Data records:

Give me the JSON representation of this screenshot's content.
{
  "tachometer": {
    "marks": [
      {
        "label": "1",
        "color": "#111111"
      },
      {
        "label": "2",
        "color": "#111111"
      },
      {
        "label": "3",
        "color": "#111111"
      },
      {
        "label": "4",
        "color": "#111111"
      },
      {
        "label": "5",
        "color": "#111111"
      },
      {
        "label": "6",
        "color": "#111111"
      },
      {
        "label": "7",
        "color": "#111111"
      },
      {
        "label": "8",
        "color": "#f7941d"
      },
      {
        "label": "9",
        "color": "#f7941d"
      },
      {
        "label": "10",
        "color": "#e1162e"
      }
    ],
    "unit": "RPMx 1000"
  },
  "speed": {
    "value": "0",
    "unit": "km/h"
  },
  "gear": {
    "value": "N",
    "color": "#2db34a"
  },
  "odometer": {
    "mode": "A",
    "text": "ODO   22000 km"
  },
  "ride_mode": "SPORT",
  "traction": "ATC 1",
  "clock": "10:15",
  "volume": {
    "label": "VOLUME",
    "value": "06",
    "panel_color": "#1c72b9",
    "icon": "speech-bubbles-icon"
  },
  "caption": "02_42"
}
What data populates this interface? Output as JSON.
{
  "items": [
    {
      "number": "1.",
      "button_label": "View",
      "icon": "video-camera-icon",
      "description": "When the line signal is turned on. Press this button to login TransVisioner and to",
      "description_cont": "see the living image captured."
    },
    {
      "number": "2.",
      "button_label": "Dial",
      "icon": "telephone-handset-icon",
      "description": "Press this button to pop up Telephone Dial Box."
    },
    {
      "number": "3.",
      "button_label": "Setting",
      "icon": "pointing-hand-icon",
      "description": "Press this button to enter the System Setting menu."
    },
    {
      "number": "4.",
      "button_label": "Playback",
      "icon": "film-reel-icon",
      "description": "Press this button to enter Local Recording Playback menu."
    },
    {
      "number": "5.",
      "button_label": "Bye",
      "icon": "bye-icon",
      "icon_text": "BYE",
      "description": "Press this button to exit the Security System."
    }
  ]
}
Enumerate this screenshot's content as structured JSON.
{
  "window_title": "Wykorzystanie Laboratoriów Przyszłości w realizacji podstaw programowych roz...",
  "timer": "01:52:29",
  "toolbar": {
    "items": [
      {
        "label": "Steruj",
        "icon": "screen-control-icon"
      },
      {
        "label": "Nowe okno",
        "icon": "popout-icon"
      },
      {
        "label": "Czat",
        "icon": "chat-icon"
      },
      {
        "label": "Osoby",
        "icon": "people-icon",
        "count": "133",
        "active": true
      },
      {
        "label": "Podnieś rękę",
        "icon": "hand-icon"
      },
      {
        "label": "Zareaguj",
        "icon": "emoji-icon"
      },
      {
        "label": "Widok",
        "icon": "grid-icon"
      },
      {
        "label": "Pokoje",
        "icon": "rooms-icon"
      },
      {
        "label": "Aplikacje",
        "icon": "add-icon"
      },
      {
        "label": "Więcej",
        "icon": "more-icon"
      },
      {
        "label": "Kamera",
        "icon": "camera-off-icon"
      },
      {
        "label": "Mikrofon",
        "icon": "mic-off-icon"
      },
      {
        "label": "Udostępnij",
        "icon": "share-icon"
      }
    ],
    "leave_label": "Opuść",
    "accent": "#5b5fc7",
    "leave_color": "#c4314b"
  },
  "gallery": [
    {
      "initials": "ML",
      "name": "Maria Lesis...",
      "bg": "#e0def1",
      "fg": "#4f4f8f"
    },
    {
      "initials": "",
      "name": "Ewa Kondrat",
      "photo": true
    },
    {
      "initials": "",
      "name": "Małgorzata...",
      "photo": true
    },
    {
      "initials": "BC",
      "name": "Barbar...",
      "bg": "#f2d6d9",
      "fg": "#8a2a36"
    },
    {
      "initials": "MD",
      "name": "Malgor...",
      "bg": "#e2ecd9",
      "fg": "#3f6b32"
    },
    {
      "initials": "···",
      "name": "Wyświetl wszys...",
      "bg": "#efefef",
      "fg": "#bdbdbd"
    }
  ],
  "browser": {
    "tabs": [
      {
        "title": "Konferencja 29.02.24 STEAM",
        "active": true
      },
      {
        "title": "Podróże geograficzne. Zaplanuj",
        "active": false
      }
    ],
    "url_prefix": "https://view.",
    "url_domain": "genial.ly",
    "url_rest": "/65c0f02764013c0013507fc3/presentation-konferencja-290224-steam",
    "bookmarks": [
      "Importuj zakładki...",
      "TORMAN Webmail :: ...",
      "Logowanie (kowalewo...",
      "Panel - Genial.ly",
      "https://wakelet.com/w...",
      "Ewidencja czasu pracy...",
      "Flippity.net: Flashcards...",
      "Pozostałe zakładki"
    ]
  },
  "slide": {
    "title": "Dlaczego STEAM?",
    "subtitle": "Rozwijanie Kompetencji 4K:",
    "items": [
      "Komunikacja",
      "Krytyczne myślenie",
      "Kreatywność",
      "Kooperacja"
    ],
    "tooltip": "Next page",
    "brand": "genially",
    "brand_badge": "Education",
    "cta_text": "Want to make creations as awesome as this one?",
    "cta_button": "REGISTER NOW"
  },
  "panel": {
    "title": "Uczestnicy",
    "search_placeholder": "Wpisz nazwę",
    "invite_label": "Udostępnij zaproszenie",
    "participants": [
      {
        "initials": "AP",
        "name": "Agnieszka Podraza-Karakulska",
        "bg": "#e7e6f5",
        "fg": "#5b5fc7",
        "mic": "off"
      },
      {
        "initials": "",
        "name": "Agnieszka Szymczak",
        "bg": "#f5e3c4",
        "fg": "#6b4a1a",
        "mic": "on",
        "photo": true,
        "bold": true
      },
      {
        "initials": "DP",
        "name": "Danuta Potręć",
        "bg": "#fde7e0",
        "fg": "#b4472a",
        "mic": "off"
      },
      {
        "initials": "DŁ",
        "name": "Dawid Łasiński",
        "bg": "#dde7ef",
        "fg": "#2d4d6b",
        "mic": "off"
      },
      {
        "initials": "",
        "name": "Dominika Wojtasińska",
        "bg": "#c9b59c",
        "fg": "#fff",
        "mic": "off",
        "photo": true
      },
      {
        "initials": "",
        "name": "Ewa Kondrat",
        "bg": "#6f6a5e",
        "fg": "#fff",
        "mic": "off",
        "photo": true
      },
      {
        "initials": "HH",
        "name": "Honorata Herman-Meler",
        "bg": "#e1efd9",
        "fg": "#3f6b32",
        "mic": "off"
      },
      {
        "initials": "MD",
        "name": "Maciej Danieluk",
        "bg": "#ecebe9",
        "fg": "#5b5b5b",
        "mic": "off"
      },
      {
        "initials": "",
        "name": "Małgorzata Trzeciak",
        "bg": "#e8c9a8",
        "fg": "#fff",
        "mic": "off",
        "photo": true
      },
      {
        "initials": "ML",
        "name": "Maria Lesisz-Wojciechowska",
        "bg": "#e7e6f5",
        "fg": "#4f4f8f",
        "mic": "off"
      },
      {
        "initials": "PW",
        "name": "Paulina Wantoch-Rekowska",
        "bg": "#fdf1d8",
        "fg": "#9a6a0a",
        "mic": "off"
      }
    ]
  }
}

Stated exercise: Using the listing, copy every line where the word "screenshot" shows up.

Exercise solution:
Give me the JSON representation of this screenshot's content.
Enumerate this screenshot's content as structured JSON.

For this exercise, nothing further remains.